EXCERPT TO READ>
>> START

“We adore Thee, O Christ, and we bless Thee. Because, by Thy Holy Cross, Thou hast redeemed the world!”
—Antiphon from the Liturgy the Veneration of the Cross on Good Friday
Twenty-some years ago, proposing a lecture on the Holy Cross to a director of religious education at a parish in California’s San Fernando Valley, I touched on allusions to the Cross in the Old Testament. She stopped me: “My professor at Mount Saint Mary’s in West LA said Christians have no business imposing their imagery and beliefs into Hebrew Scripture.”
Either she misremembered what her professor taught, or the principle was taught poorly. Truly, Christians have no need to suppose that Isaiah, Malachi, Amos or any other prophet knew when or how God would fulfill their inspired oracles, let alone knowing anything about Jesus of Nazareth. And that wasn’t what I was suggesting.
Not wishing to contradict her directly, I chuckled pleasantly, “Well, Jesus described how Moses raised the serpent in the desert to prefigure His crucifixion, so I guess I’m in pretty good company.”
Alas, the good people of that parish were deprived of hearing my presentation.
In his Pentecost sermon (Acts 2:14-40), Simon Peter declared that the prophecy of Joel (3:15), “The sun shall be turned to darkness, and the moon to blood,” was fulfilled 52 days before, “as you yourselves know” (verse 22), when darkness at noon was joined to the blood moon known to astronomers as having risen over Jerusalem during the early evening of April 3, the day Jesus died.
Selecting several prophecies regarding resurrection composed by King David, notably Psalm 13:35, “You will not abandon My soul to the netherworld, nor will You suffer Your Holy One to see corruption,” the fisherman of Galilee, now a fisher of men, confidently cried out, “Therefore let the whole House of Israel be certain that God has made Him both Lord and Messiah, this Jesus whom you crucified” (Acts 2:36).

>> END

STORED ROWS>
>> START

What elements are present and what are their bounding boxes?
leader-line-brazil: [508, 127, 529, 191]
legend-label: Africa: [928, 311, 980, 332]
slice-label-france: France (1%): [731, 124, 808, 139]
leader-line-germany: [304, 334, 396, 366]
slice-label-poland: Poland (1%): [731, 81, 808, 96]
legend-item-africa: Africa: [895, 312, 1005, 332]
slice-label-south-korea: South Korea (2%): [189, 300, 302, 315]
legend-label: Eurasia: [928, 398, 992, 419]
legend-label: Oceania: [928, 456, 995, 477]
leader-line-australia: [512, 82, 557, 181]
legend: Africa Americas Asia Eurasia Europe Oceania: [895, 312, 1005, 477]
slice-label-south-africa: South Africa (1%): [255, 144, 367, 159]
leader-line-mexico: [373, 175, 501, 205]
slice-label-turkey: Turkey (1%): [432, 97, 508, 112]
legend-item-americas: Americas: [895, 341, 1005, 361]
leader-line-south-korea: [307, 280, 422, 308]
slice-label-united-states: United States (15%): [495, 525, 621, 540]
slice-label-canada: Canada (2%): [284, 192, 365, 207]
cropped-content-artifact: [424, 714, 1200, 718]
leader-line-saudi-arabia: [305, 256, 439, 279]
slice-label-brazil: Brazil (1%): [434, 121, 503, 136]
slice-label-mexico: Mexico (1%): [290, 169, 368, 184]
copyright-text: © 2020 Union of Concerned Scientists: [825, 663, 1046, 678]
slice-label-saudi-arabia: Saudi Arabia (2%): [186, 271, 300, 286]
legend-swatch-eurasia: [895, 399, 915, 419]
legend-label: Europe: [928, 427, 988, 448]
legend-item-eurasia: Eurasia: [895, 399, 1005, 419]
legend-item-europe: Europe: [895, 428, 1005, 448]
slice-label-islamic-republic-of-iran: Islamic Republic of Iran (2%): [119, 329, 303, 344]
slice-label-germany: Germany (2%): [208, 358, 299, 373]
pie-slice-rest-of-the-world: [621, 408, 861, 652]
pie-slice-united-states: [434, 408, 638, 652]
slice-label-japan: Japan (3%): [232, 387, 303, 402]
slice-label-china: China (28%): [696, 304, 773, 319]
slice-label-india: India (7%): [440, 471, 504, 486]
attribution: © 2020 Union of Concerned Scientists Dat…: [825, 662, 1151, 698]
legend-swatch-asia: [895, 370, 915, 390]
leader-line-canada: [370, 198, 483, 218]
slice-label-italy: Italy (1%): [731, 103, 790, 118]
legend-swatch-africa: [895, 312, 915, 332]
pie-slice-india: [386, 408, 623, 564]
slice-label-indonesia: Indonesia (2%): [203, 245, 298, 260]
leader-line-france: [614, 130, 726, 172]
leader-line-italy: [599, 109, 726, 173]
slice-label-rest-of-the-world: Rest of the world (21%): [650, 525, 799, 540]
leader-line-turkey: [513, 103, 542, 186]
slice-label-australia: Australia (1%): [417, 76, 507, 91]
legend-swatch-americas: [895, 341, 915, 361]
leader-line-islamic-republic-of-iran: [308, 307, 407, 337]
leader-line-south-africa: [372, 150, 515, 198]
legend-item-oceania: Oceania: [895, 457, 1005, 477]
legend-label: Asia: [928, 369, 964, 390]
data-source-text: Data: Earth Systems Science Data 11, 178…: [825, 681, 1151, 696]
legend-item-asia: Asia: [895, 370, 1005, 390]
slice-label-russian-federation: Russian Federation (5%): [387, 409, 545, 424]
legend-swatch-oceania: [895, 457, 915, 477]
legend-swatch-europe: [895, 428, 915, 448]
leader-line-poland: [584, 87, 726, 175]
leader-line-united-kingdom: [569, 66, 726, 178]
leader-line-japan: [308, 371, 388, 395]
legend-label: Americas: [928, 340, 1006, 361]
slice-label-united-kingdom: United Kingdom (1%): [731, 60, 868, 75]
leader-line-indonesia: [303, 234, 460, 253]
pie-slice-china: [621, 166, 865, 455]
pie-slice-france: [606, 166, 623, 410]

>> END

SET TASKS>
1. According to the Holy Cross essay, where was the parish whose director of religious education heard the writer's lecture idea?
2. Decide whether each statement agrees with the Holy Cross essay, answering yes or no and quoting the words that settle it: (a) The essay gives Acts 2:14-40 as the place of Peter's Pentecost sermon. (b) The writer ended up giving the lecture at that parish. (c) The writer openly contradicted the director.
3. Carry on with the Holy Cross essay, picking up after its final sentence.
The entries have nothing to do with the Holy Cross essay.

EXPECTED OUTPUTS>
1. In California's San Fernando Valley.

2.
(a) Yes: "In his Pentecost sermon (Acts 2:14-40)"
(b) No: "Alas, the good people of that parish were deprived of hearing my presentation."
(c) No: "Not wishing to contradict her directly, I chuckled pleasantly"

3.
So, throughout 1,988 years, Catholics have searched the Hebrew Scriptures to find Jesus Christ in prophetic utterances, prototypical incidents, and images prefiguring Gospel events in order to exclaim, “Oh, that’s what it means!” Thus, Elisha’s multiplying bread portends Jesus multiplying loaves and fishes; both the Tree of Life in Eden and Isaac bearing on his shoulders the wood of his sacrifice, suggest the Cross, and so on.
St. Paul explains how the Cross, the instrument of ignominy, became the triumphant sign of God’s overwhelming love:
“He humbled Himself, becoming obedient unto death, even to death on3 a cross. For which God has both exalted Him and has given Him a name which is above all other names” (Philippians 2:8, 9);
“God forbid that I should boast, save in the Cross of our Lord Jesus Christ” (Galatians 6:14);
“God proves His love for us in that while we were still sinners Christ died for us … And not only this, but we also exult in God through our Lord Jesus Christ, through whom we have now received the reconciliation” (Romans 5:8, 11).
In like manner, reporting the discussion between Jesus and Nicodemus, St. John the Evangelist shows Jesus making a distinction in language.
In Numbers 21:9, the bronze serpent was “lifted up” — the Hebrew שׂוּם הַנֵּס literally meaning: “put it upon a pole.” In other words, Moses simply mounted the serpent on a piling so it could be seen from a distance.
St. John reports Jesus saying, “As Moses lifted up the serpent in the desert, so must the Son of Man be lifted up” (John 3:14). Our Lord contrasts His raising by employing the Greek word ὑψόω (hupsŏō), meaning: “to exalt, to raise to dignity, honor and happiness,” showing “that everyone who believes in Him may have life everlasting” (verse 15).
While Wisdom 16:10 states, “Not even the fangs of poisonous serpents overcame your children, for Your mercy came forth and healed them,” during the last week of His earthly life Jesus jubilantly proclaimed, “Now is the prince of this world cast out. And I, if I be lifted up from the earth, shall draw all things to Myself” (John 12:31, 32).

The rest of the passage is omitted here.